[Dataset items]

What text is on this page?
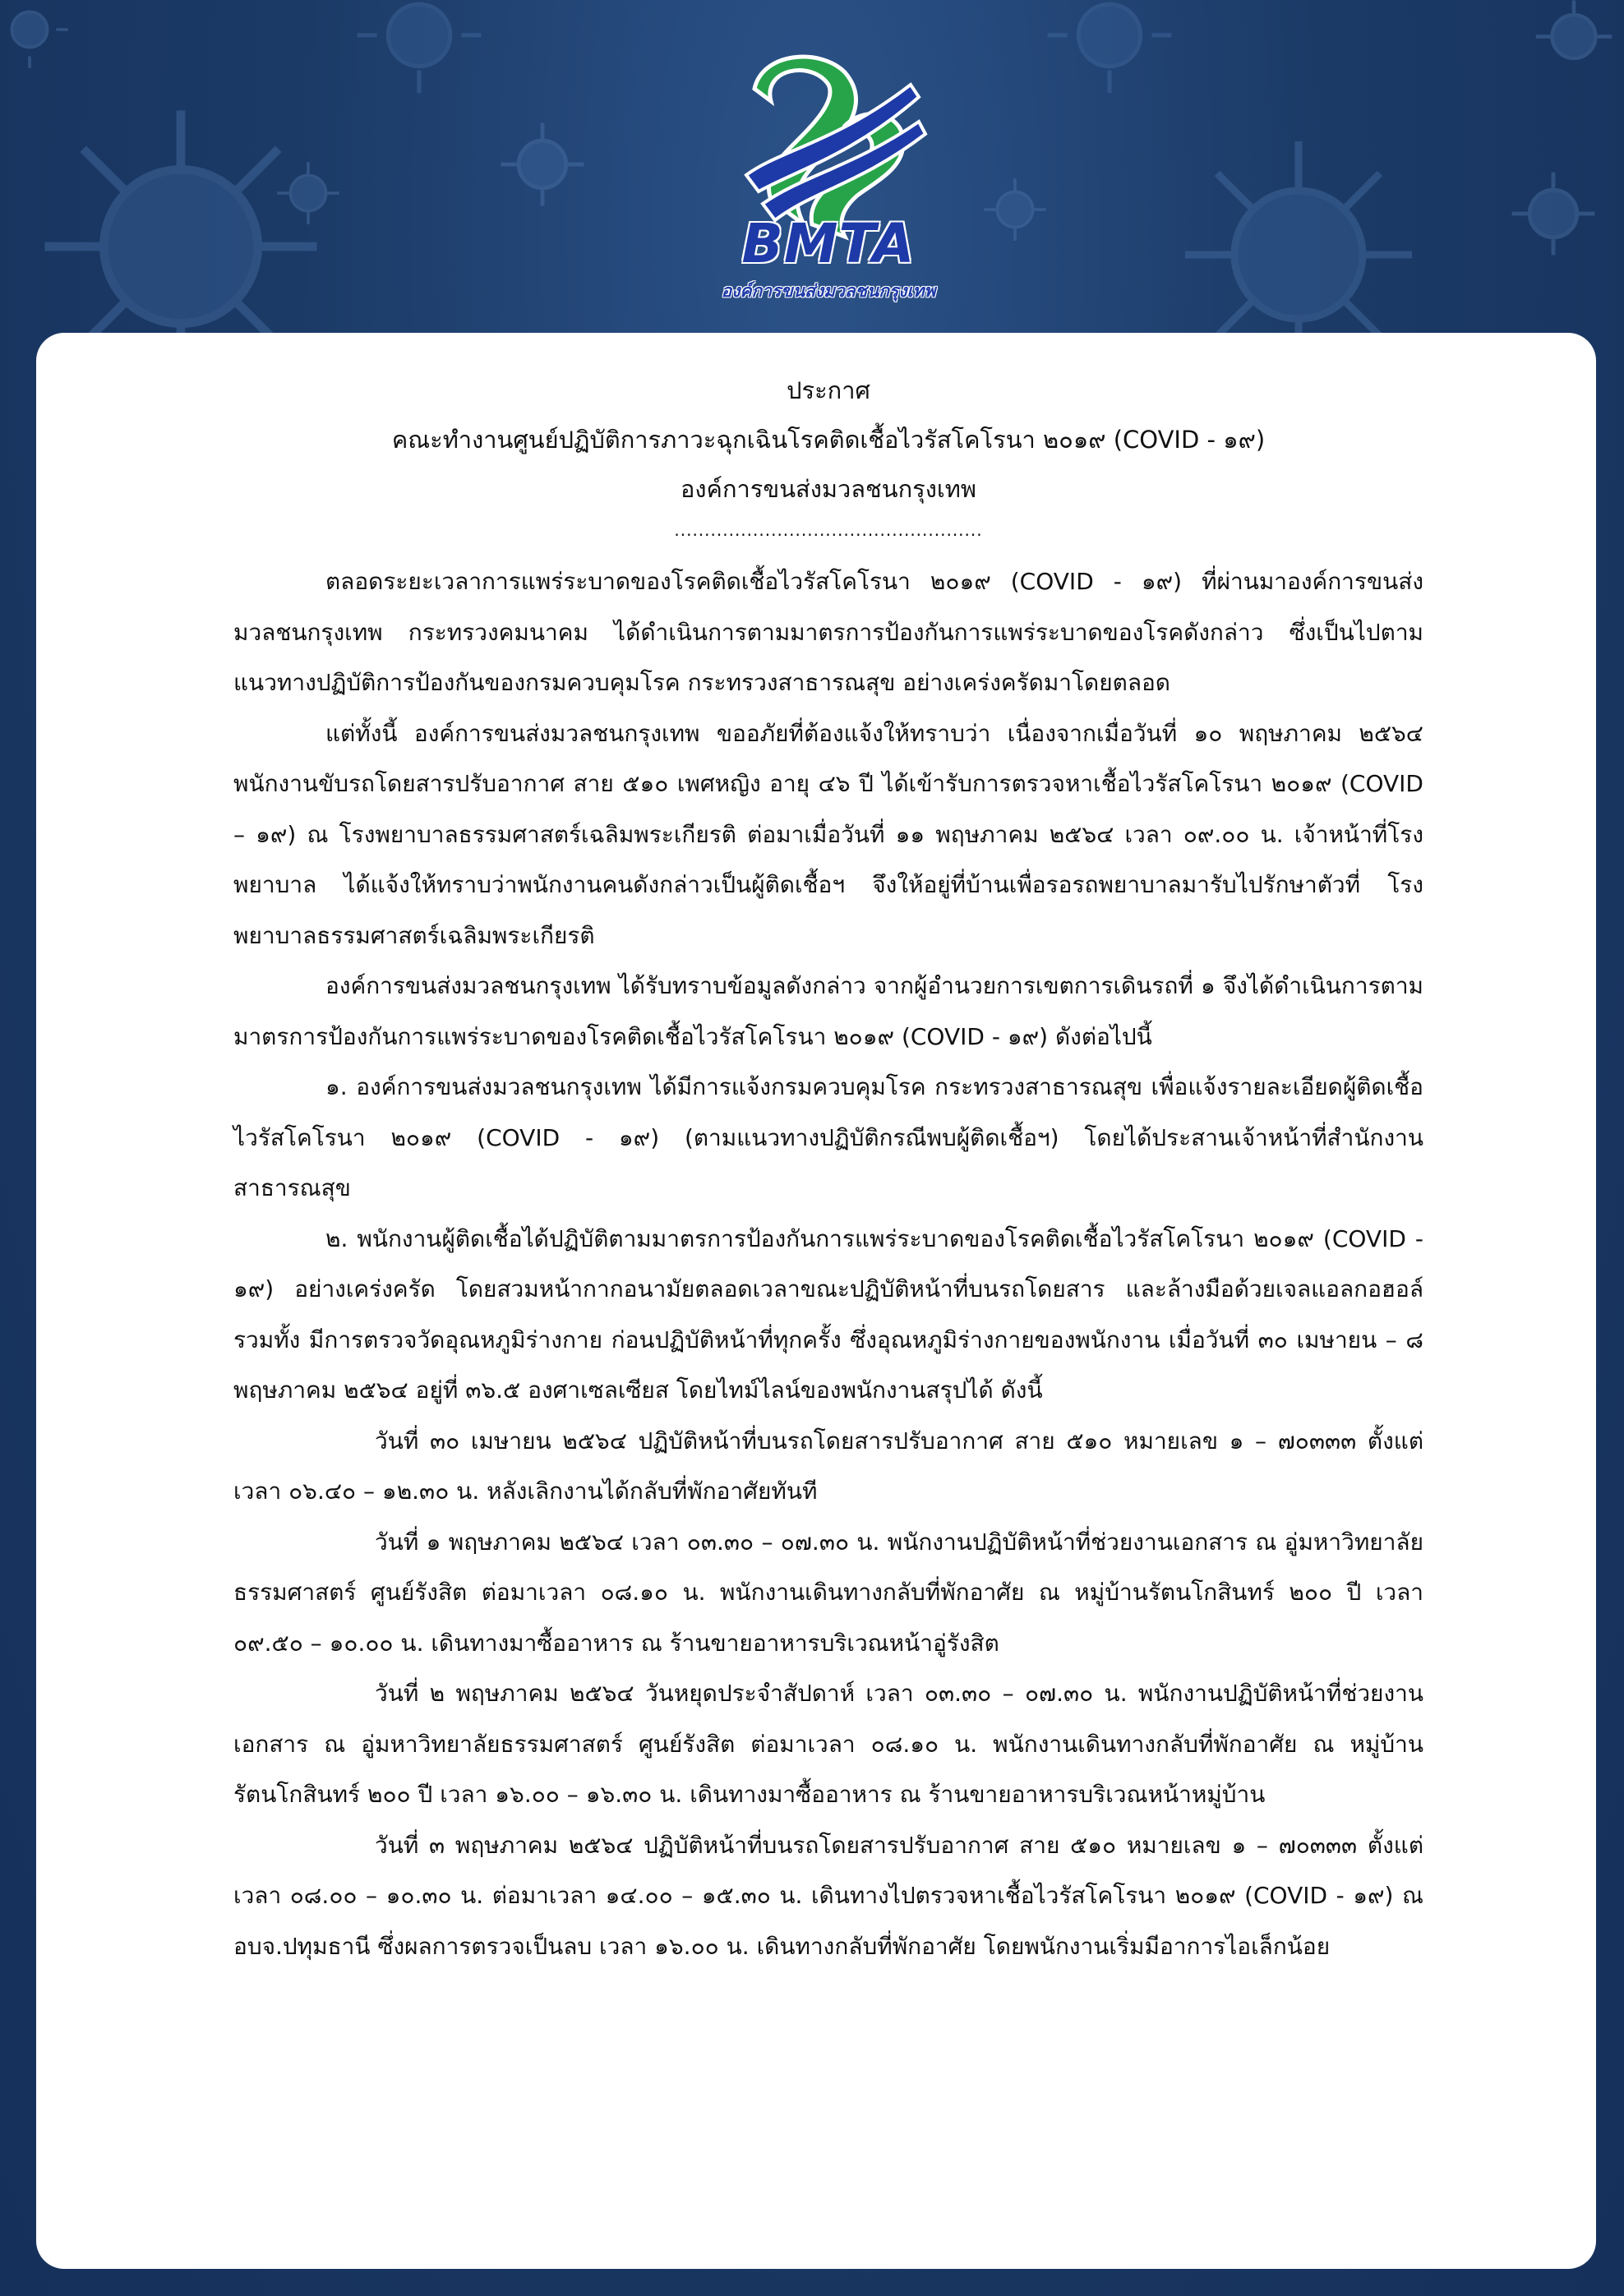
BMTA
องค์การขนส่งมวลชนกรุงเทพ

ประกาศ

คณะทำงานศูนย์ปฏิบัติการภาวะฉุกเฉินโรคติดเชื้อไวรัสโคโรนา ๒๐๑๙ (COVID - ๑๙)

องค์การขนส่งมวลชนกรุงเทพ

...................................................

ตลอดระยะเวลาการแพร่ระบาดของโรคติดเชื้อไวรัสโคโรนา ๒๐๑๙ (COVID - ๑๙) ที่ผ่านมาองค์การขนส่งมวลชนกรุงเทพ กระทรวงคมนาคม ได้ดำเนินการตามมาตรการป้องกันการแพร่ระบาดของโรคดังกล่าว ซึ่งเป็นไปตามแนวทางปฏิบัติการป้องกันของกรมควบคุมโรค กระทรวงสาธารณสุข อย่างเคร่งครัดมาโดยตลอด

แต่ทั้งนี้ องค์การขนส่งมวลชนกรุงเทพ ขออภัยที่ต้องแจ้งให้ทราบว่า เนื่องจากเมื่อวันที่ ๑๐ พฤษภาคม ๒๕๖๔ พนักงานขับรถโดยสารปรับอากาศ สาย ๕๑๐ เพศหญิง อายุ ๔๖ ปี ได้เข้ารับการตรวจหาเชื้อไวรัสโคโรนา ๒๐๑๙ (COVID – ๑๙) ณ โรงพยาบาลธรรมศาสตร์เฉลิมพระเกียรติ ต่อมาเมื่อวันที่ ๑๑ พฤษภาคม ๒๕๖๔ เวลา ๐๙.๐๐ น. เจ้าหน้าที่โรงพยาบาล ได้แจ้งให้ทราบว่าพนักงานคนดังกล่าวเป็นผู้ติดเชื้อฯ จึงให้อยู่ที่บ้านเพื่อรอรถพยาบาลมารับไปรักษาตัวที่ โรงพยาบาลธรรมศาสตร์เฉลิมพระเกียรติ

องค์การขนส่งมวลชนกรุงเทพ ได้รับทราบข้อมูลดังกล่าว จากผู้อำนวยการเขตการเดินรถที่ ๑ จึงได้ดำเนินการตามมาตรการป้องกันการแพร่ระบาดของโรคติดเชื้อไวรัสโคโรนา ๒๐๑๙ (COVID - ๑๙) ดังต่อไปนี้

๑. องค์การขนส่งมวลชนกรุงเทพ ได้มีการแจ้งกรมควบคุมโรค กระทรวงสาธารณสุข เพื่อแจ้งรายละเอียดผู้ติดเชื้อไวรัสโคโรนา ๒๐๑๙ (COVID - ๑๙) (ตามแนวทางปฏิบัติกรณีพบผู้ติดเชื้อฯ) โดยได้ประสานเจ้าหน้าที่สำนักงานสาธารณสุข

๒. พนักงานผู้ติดเชื้อได้ปฏิบัติตามมาตรการป้องกันการแพร่ระบาดของโรคติดเชื้อไวรัสโคโรนา ๒๐๑๙ (COVID - ๑๙) อย่างเคร่งครัด โดยสวมหน้ากากอนามัยตลอดเวลาขณะปฏิบัติหน้าที่บนรถโดยสาร และล้างมือด้วยเจลแอลกอฮอล์ รวมทั้ง มีการตรวจวัดอุณหภูมิร่างกาย ก่อนปฏิบัติหน้าที่ทุกครั้ง ซึ่งอุณหภูมิร่างกายของพนักงาน เมื่อวันที่ ๓๐ เมษายน – ๘ พฤษภาคม ๒๕๖๔ อยู่ที่ ๓๖.๕ องศาเซลเซียส โดยไทม์ไลน์ของพนักงานสรุปได้ ดังนี้

วันที่ ๓๐ เมษายน ๒๕๖๔ ปฏิบัติหน้าที่บนรถโดยสารปรับอากาศ สาย ๕๑๐ หมายเลข ๑ – ๗๐๓๓๓ ตั้งแต่เวลา ๐๖.๔๐ – ๑๒.๓๐ น. หลังเลิกงานได้กลับที่พักอาศัยทันที

วันที่ ๑ พฤษภาคม ๒๕๖๔ เวลา ๐๓.๓๐ – ๐๗.๓๐ น. พนักงานปฏิบัติหน้าที่ช่วยงานเอกสาร ณ อู่มหาวิทยาลัยธรรมศาสตร์ ศูนย์รังสิต ต่อมาเวลา ๐๘.๑๐ น. พนักงานเดินทางกลับที่พักอาศัย ณ หมู่บ้านรัตนโกสินทร์ ๒๐๐ ปี เวลา ๐๙.๕๐ – ๑๐.๐๐ น. เดินทางมาซื้ออาหาร ณ ร้านขายอาหารบริเวณหน้าอู่รังสิต

วันที่ ๒ พฤษภาคม ๒๕๖๔ วันหยุดประจำสัปดาห์ เวลา ๐๓.๓๐ – ๐๗.๓๐ น. พนักงานปฏิบัติหน้าที่ช่วยงานเอกสาร ณ อู่มหาวิทยาลัยธรรมศาสตร์ ศูนย์รังสิต ต่อมาเวลา ๐๘.๑๐ น. พนักงานเดินทางกลับที่พักอาศัย ณ หมู่บ้านรัตนโกสินทร์ ๒๐๐ ปี เวลา ๑๖.๐๐ – ๑๖.๓๐ น. เดินทางมาซื้ออาหาร ณ ร้านขายอาหารบริเวณหน้าหมู่บ้าน

วันที่ ๓ พฤษภาคม ๒๕๖๔ ปฏิบัติหน้าที่บนรถโดยสารปรับอากาศ สาย ๕๑๐ หมายเลข ๑ – ๗๐๓๓๓ ตั้งแต่เวลา ๐๘.๐๐ – ๑๐.๓๐ น. ต่อมาเวลา ๑๔.๐๐ – ๑๕.๓๐ น. เดินทางไปตรวจหาเชื้อไวรัสโคโรนา ๒๐๑๙ (COVID - ๑๙) ณ อบจ.ปทุมธานี ซึ่งผลการตรวจเป็นลบ เวลา ๑๖.๐๐ น. เดินทางกลับที่พักอาศัย โดยพนักงานเริ่มมีอาการไอเล็กน้อย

## [Goal]
Look through the entries above and report each line where the string "ดำเน" occurs.

## [Solved exercise]
ตลอดระยะเวลาการแพร่ระบาดของโรคติดเชื้อไวรัสโคโรนา ๒๐๑๙ (COVID - ๑๙) ที่ผ่านมาองค์การขนส่งมวลชนกรุงเทพ กระทรวงคมนาคม ได้ดำเนินการตามมาตรการป้องกันการแพร่ระบาดของโรคดังกล่าว ซึ่งเป็นไปตามแนวทางปฏิบัติการป้องกันของกรมควบคุมโรค กระทรวงสาธารณสุข อย่างเคร่งครัดมาโดยตลอด
องค์การขนส่งมวลชนกรุงเทพ ได้รับทราบข้อมูลดังกล่าว จากผู้อำนวยการเขตการเดินรถที่ ๑ จึงได้ดำเนินการตามมาตรการป้องกันการแพร่ระบาดของโรคติดเชื้อไวรัสโคโรนา ๒๐๑๙ (COVID - ๑๙) ดังต่อไปนี้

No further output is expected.